* Work instructions
Answer with nothing except the number of lines that contain the word "الحديث".
━━━
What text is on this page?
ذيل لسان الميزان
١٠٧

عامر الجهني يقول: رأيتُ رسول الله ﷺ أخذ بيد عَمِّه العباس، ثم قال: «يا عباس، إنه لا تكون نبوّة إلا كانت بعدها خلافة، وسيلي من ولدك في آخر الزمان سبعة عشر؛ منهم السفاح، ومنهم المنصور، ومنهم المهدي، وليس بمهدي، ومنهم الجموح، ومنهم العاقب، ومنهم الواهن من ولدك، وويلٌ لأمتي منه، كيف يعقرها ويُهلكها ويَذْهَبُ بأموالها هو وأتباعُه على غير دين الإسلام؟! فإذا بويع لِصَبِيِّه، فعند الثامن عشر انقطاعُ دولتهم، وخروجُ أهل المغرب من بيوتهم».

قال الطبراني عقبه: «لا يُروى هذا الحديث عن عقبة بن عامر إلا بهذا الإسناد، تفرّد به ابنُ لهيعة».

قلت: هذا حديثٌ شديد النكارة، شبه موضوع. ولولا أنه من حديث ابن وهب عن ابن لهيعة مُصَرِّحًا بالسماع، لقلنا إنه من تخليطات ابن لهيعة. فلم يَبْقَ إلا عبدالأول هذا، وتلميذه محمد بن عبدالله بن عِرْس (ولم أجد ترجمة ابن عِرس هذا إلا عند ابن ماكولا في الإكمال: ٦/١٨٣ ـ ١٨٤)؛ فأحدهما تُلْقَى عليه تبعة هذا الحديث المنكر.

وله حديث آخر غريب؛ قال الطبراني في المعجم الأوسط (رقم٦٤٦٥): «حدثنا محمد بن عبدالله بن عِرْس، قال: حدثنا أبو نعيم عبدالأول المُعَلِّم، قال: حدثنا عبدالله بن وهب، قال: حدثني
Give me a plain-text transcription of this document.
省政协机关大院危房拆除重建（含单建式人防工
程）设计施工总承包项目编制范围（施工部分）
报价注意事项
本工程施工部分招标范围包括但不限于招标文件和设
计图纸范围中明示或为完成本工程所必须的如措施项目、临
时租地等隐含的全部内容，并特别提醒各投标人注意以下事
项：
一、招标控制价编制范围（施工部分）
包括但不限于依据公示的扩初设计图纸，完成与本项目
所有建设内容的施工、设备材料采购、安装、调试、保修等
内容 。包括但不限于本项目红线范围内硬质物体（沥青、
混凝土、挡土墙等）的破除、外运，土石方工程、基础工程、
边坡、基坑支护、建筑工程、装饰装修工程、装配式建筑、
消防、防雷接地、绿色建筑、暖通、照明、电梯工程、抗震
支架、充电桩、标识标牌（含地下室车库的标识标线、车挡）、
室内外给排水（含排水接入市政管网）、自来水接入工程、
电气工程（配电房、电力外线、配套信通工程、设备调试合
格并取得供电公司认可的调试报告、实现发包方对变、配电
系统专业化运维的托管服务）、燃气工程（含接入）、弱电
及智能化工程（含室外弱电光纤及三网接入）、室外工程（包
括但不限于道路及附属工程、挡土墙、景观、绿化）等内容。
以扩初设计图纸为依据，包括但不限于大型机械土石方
━━━
* Correct response
2